▸ BRANO SCELTO
Due ore e mezza più tardi la lettura della sentenza, alle 4 e 30 italiane, il porporato ha lasciato definitivamente il carcere di Barwon a bordo di una macchina nera. George Pell, 78 anni e 404 giorni di ingiusta carcerazione alle spalle, è ora un uomo libero, assolto dall'accusa più infamante per un sacerdote. E potrà tornare anche a celebrare l'Eucarestia dopo più di anno.
Nota di BastaBugie: Marco Tosatti nell'articolo seguente dal titolo "Pell, tutte le tappe di una condanna senza fondamento" ricostruisce tutta la triste vicenda del cardinale ingiustamente incarcerato e processato per oltre un anno, tra l'altro senza prove solo sulla base di un unico testimone.
Ecco un estratto dell'articolo che La Nuova Bussola Quotidiana pubblicò il 27 dicembre 2019:
Nel marzo del 2019, il giudice Peter Kidd ha condannato il cardinale Pell a sei anni di prigione, con la possibilità, dopo tre anni e otto mesi, di ottenere la libertà su cauzione. Pell è stato ritenuto responsabile dalla giuria di cinque atti di aggressione sessuale (quattro dei quali contemporanei) contro due ragazzi del coro che nel 1996, all'epoca della sua nomina ad arcivescovo di Melbourne, avevano 13 anni. Secondo l'accusa, Pell, subito dopo una solenne Messa domenicale, ancora vestito con i paramenti liturgici, avrebbe assaltato sessualmente in una sacrestia non isolata due ragazzini del coro, sorpresi a bere il vino da usare per la consacrazione, obbligandone uno alla fellatio e usando l'altro per masturbarsi. Il tutto in cinque-sei minuti. In un'altra occasione avrebbe spinto una delle vittime contro un pilastro toccandogli i genitali.
Da rimarcare che questi sarebbero stati gli unici abusi commessi dall'imputato in tutta la sua vita. E già questo appare singolare. Chi è esperto di questi casi sa che i responsabili reiterano le aggressioni; anche in luoghi diversi e a distanza di tempo, con diverse vittime. Non si fermano certo a un singolo episodio.

▸ COMPITO 1
Traduci in inglese questa frase del brano sul cardinale Pell: "George Pell, 78 anni e 404 giorni di ingiusta carcerazione alle spalle, è ora un uomo libero, assolto dall'accusa più infamante per un sacerdote."
▸ COMPITO 2
Prosegui il brano sul cardinale Pell a partire dalla sua ultima frase.

(Estratti da una raccolta di annotazioni di impaginazione)

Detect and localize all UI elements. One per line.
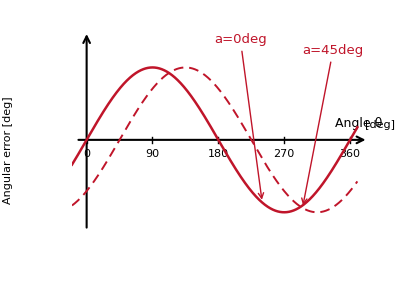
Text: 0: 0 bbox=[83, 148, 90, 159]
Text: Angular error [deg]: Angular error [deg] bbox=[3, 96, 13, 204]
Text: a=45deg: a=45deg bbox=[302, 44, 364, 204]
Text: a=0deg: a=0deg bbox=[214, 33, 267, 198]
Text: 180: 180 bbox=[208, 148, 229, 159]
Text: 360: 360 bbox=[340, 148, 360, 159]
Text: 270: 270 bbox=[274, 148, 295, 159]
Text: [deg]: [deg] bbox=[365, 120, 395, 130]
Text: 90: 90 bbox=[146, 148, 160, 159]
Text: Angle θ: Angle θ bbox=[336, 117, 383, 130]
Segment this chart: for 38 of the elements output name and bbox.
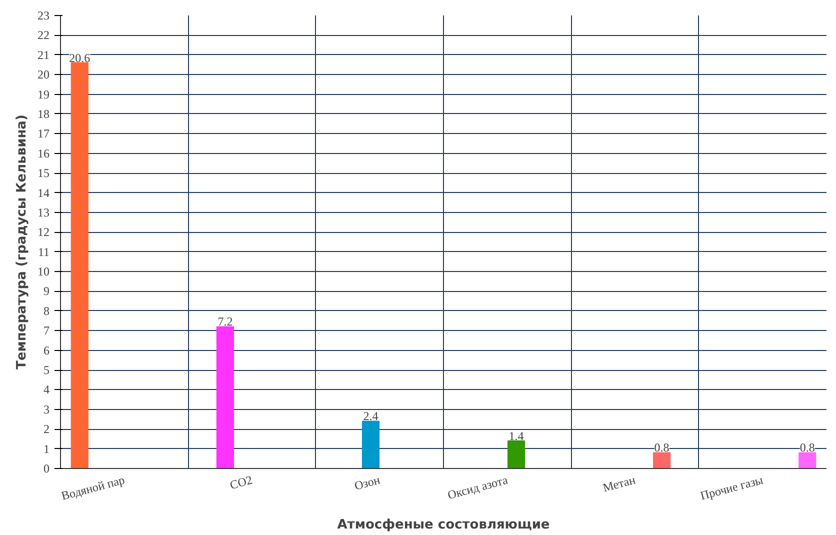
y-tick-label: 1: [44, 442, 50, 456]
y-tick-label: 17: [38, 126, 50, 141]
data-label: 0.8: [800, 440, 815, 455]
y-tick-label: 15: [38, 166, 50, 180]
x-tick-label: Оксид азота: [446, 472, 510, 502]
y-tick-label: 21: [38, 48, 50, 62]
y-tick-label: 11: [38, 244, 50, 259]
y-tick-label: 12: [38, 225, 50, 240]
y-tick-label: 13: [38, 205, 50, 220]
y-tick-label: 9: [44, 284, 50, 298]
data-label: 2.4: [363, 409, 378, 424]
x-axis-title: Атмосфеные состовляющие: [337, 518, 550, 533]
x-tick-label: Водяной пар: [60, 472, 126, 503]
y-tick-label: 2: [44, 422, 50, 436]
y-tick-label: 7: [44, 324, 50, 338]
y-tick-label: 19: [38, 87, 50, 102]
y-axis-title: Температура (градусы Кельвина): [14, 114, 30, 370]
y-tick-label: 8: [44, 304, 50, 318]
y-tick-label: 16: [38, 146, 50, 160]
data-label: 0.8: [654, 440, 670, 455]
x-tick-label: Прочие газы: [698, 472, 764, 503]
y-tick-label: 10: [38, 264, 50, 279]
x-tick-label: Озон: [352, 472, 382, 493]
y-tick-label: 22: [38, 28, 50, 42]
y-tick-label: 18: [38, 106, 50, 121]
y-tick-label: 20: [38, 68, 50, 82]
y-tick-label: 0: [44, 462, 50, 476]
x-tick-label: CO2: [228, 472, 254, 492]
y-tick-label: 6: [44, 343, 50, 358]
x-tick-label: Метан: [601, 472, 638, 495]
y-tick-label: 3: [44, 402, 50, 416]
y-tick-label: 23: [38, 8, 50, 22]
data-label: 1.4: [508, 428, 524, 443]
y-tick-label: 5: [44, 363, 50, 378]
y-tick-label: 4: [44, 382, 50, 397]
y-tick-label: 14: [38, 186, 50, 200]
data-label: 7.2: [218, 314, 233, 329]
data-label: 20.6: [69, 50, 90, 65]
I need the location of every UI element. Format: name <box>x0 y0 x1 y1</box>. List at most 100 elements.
==
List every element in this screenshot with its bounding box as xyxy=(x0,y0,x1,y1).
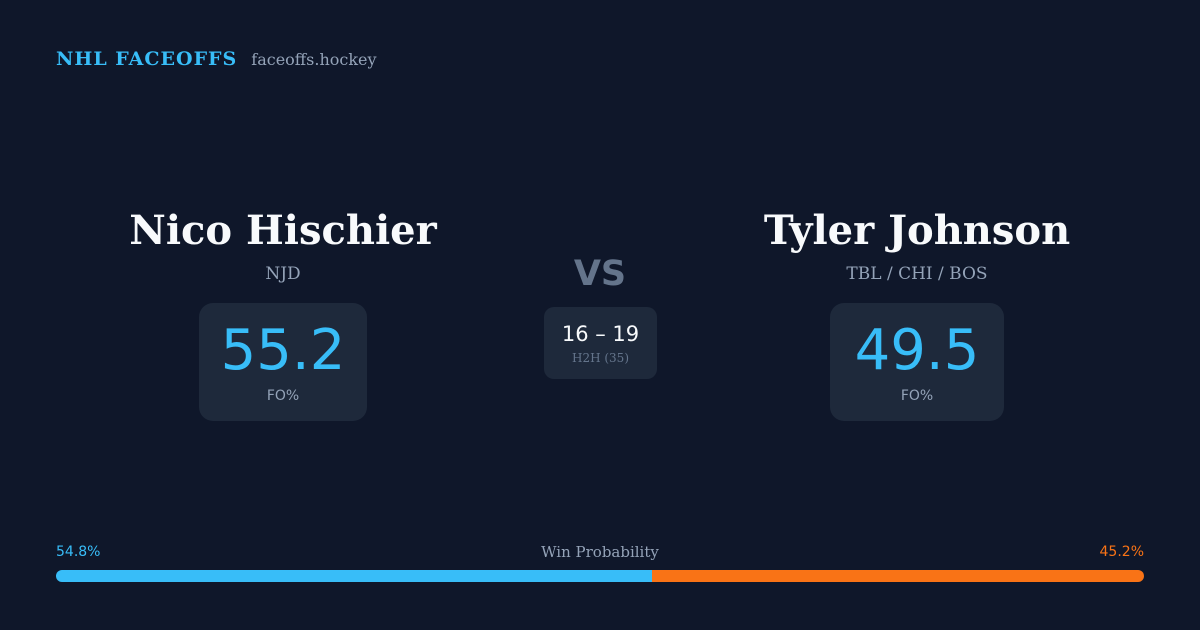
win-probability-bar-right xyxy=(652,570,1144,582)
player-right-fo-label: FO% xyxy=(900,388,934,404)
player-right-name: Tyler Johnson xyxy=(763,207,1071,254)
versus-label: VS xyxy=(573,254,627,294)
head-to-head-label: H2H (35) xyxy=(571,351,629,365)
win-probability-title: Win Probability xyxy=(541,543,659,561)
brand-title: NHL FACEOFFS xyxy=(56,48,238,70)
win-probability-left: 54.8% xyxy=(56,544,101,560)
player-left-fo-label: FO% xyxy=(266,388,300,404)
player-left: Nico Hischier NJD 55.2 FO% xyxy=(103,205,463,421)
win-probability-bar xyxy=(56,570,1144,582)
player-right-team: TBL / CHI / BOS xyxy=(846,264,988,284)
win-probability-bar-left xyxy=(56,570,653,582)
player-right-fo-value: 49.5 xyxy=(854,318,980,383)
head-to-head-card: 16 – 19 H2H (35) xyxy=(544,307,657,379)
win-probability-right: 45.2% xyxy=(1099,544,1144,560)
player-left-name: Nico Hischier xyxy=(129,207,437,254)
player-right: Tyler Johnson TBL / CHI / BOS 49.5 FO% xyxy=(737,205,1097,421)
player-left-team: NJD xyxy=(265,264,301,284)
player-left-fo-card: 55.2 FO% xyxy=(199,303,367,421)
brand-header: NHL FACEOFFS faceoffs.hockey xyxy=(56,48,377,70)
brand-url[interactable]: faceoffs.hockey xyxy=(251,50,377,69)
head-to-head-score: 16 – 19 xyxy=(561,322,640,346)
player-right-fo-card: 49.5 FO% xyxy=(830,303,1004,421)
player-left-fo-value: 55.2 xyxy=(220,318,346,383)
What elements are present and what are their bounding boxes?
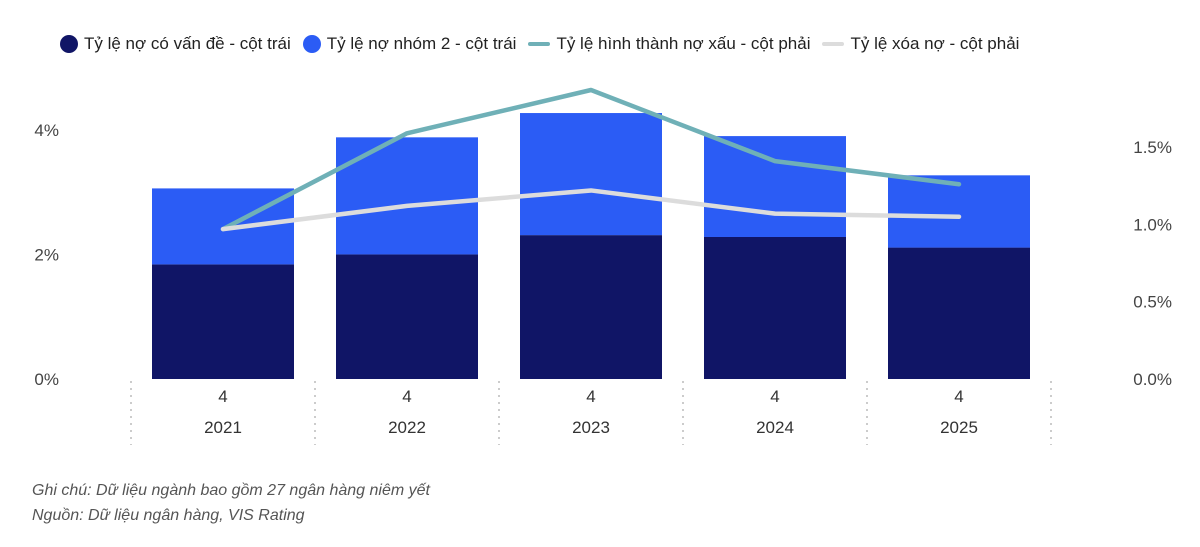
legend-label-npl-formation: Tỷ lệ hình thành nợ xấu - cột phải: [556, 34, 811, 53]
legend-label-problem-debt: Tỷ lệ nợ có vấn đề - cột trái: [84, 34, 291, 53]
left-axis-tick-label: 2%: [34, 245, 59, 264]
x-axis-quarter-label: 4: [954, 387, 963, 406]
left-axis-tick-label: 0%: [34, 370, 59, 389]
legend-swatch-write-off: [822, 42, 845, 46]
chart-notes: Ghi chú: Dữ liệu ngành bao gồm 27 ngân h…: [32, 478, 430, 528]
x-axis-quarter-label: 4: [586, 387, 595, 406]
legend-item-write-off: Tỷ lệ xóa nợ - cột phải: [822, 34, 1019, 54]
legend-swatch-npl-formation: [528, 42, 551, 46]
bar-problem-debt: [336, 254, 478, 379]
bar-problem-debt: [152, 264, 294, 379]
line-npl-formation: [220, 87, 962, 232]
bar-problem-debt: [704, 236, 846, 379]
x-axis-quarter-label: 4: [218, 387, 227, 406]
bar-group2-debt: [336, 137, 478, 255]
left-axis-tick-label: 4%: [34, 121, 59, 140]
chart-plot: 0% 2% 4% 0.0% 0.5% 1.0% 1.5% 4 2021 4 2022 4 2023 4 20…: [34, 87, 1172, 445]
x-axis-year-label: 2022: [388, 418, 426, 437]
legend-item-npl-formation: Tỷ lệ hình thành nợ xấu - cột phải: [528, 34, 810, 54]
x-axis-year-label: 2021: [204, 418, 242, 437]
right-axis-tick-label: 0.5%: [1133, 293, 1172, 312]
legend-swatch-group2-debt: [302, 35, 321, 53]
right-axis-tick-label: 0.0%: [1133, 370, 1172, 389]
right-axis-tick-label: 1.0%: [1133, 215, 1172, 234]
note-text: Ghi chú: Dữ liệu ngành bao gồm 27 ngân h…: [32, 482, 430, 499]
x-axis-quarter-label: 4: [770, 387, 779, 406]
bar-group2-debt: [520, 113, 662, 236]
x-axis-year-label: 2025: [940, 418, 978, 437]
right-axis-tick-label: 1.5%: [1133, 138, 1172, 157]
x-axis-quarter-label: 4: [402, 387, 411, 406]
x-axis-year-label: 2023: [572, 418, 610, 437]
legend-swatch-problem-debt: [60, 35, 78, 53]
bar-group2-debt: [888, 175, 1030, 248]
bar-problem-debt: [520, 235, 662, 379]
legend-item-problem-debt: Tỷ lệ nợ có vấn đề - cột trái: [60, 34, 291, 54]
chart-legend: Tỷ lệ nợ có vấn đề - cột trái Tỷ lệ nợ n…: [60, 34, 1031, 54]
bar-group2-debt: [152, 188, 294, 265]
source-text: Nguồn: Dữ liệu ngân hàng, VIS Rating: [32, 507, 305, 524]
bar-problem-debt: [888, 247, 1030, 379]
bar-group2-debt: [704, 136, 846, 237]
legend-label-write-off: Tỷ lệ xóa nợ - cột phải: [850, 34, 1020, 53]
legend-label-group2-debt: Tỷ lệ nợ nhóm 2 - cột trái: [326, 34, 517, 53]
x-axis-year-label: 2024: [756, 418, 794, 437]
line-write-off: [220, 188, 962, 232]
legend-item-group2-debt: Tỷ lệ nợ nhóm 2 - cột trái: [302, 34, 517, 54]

▸ RISULTATO 1
George Pell, 78 years old and with 404 days of unjust imprisonment behind him, is now a free man, acquitted of the most disgraceful charge a priest can face.

▸ RISULTATO 2
La prima condanna è stata pronunciata da una giuria popolare, composta di 12 persone. Ora, è interessante osservare che la condanna è venuta in un secondo processo (di primo grado). Infatti, una prima giuria si era espressa - dieci contro due - a favore del proscioglimento dell'accusato. Ma il giudice aveva poi scelto, in mancanza dell'unanimità, di aprire un secondo giudizio.
Da ricordare anche che, sin dal 2014, la Polizia dello Stato di Vittoria aveva aperto un'inchiesta "open ended" per cercare testimonianze e prove per eventuali reati di abuso commessi dal cardinale Pell; e questo anche in assenza di denunce o segnalazioni. L'impressione - e anche più di un'impressione - è che nella polemica lanciata contro la Chiesa cattolica per gli abusi si sia cercato un bersaglio eccellente. E che questo sia stato identificato nel porporato, inviso all'opinione pubblica progressista per le sue posizioni in fatto di omosessualità, gender e matrimonio gay.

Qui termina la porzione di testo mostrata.